WHAT YOU SHOULD DO
Filter the records below for the word "negativ". Copy each line that holds it.

* begin DATA SUPPLIED *

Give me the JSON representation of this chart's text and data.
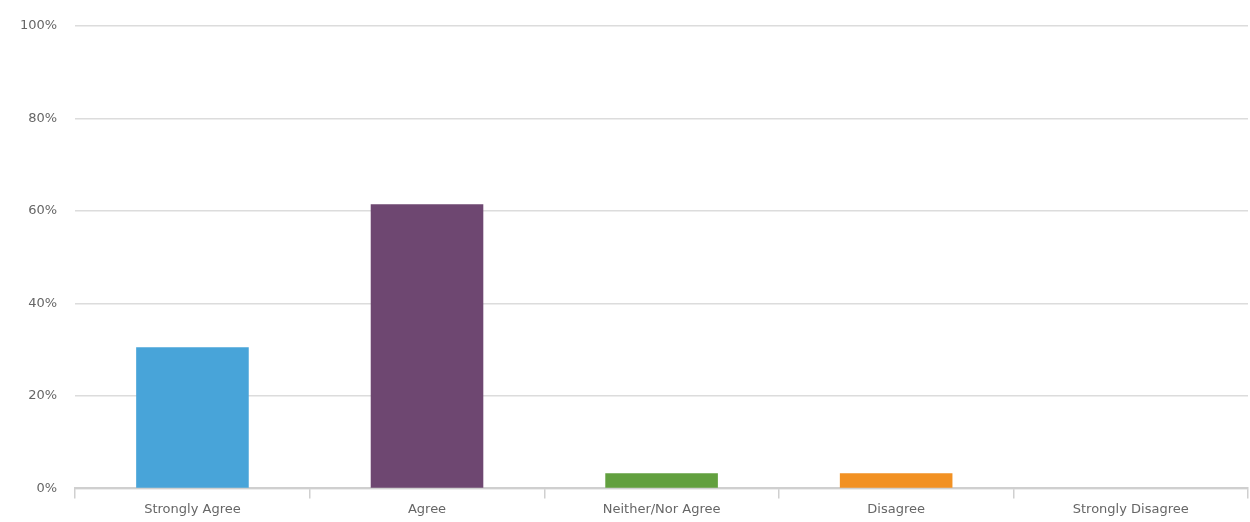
{
  "chart_data": {
    "type": "bar",
    "categories": [
      "Strongly Agree",
      "Agree",
      "Neither/Nor Agree",
      "Disagree",
      "Strongly Disagree"
    ],
    "values": [
      30.5,
      61.4,
      3.3,
      3.3,
      0
    ],
    "colors": [
      "#48a4d9",
      "#6e4771",
      "#62a03f",
      "#f29123",
      "#aaaaaa"
    ],
    "ylim": [
      0,
      100
    ],
    "yticks": [
      {
        "value": 0,
        "label": "0%"
      },
      {
        "value": 20,
        "label": "20%"
      },
      {
        "value": 40,
        "label": "40%"
      },
      {
        "value": 60,
        "label": "60%"
      },
      {
        "value": 80,
        "label": "80%"
      },
      {
        "value": 100,
        "label": "100%"
      }
    ],
    "grid": "y",
    "legend": false
  }
}
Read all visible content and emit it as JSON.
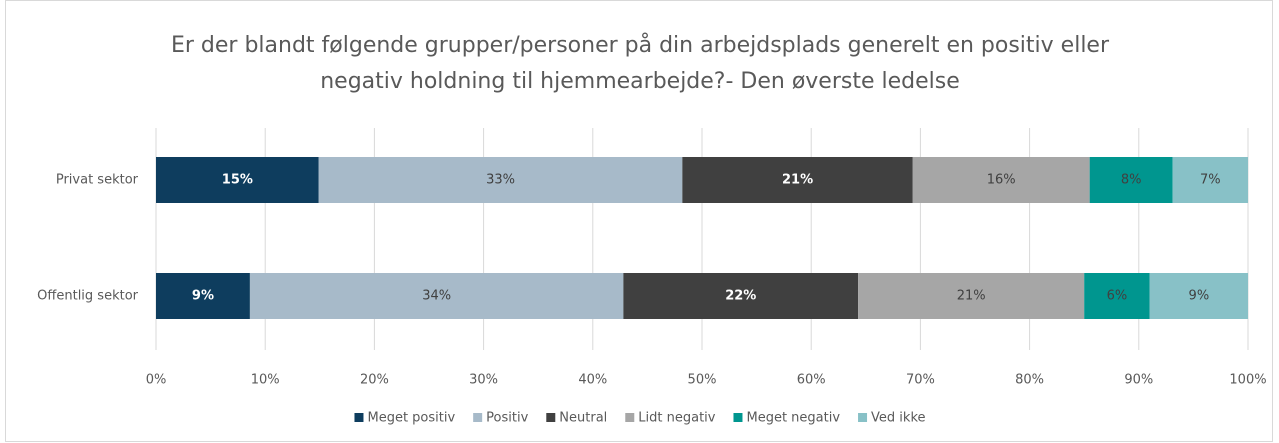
{
  "chart_data": {
    "type": "stacked_barh",
    "title": "Er der blandt følgende grupper/personer på din arbejdsplads generelt en positiv eller negativ holdning til hjemmearbejde?- Den øverste ledelse",
    "categories": [
      "Privat sektor",
      "Offentlig sektor"
    ],
    "series": [
      {
        "name": "Meget positiv",
        "color": "#0e3d5e",
        "values": [
          14.9,
          8.6
        ],
        "value_labels": [
          "15%",
          "9%"
        ]
      },
      {
        "name": "Positiv",
        "color": "#a7bac9",
        "values": [
          33.3,
          34.2
        ],
        "value_labels": [
          "33%",
          "34%"
        ]
      },
      {
        "name": "Neutral",
        "color": "#404040",
        "values": [
          21.1,
          21.5
        ],
        "value_labels": [
          "21%",
          "22%"
        ]
      },
      {
        "name": "Lidt negativ",
        "color": "#a6a6a6",
        "values": [
          16.2,
          20.7
        ],
        "value_labels": [
          "16%",
          "21%"
        ]
      },
      {
        "name": "Meget negativ",
        "color": "#00968f",
        "values": [
          7.6,
          6.0
        ],
        "value_labels": [
          "8%",
          "6%"
        ]
      },
      {
        "name": "Ved ikke",
        "color": "#88c1c7",
        "values": [
          6.9,
          9.0
        ],
        "value_labels": [
          "7%",
          "9%"
        ]
      }
    ],
    "xlim": [
      0,
      100
    ],
    "xticks": [
      {
        "value": 0,
        "label": "0%"
      },
      {
        "value": 10,
        "label": "10%"
      },
      {
        "value": 20,
        "label": "20%"
      },
      {
        "value": 30,
        "label": "30%"
      },
      {
        "value": 40,
        "label": "40%"
      },
      {
        "value": 50,
        "label": "50%"
      },
      {
        "value": 60,
        "label": "60%"
      },
      {
        "value": 70,
        "label": "70%"
      },
      {
        "value": 80,
        "label": "80%"
      },
      {
        "value": 90,
        "label": "90%"
      },
      {
        "value": 100,
        "label": "100%"
      }
    ],
    "grid": true,
    "legend": "bottom"
  }
}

* end DATA SUPPLIED *

EXERCISE RESPONSE
    "title": "Er der blandt følgende grupper/personer på din arbejdsplads generelt en positiv eller negativ holdning til hjemmearbejde?- Den øverste ledelse",
        "name": "Lidt negativ",
        "name": "Meget negativ",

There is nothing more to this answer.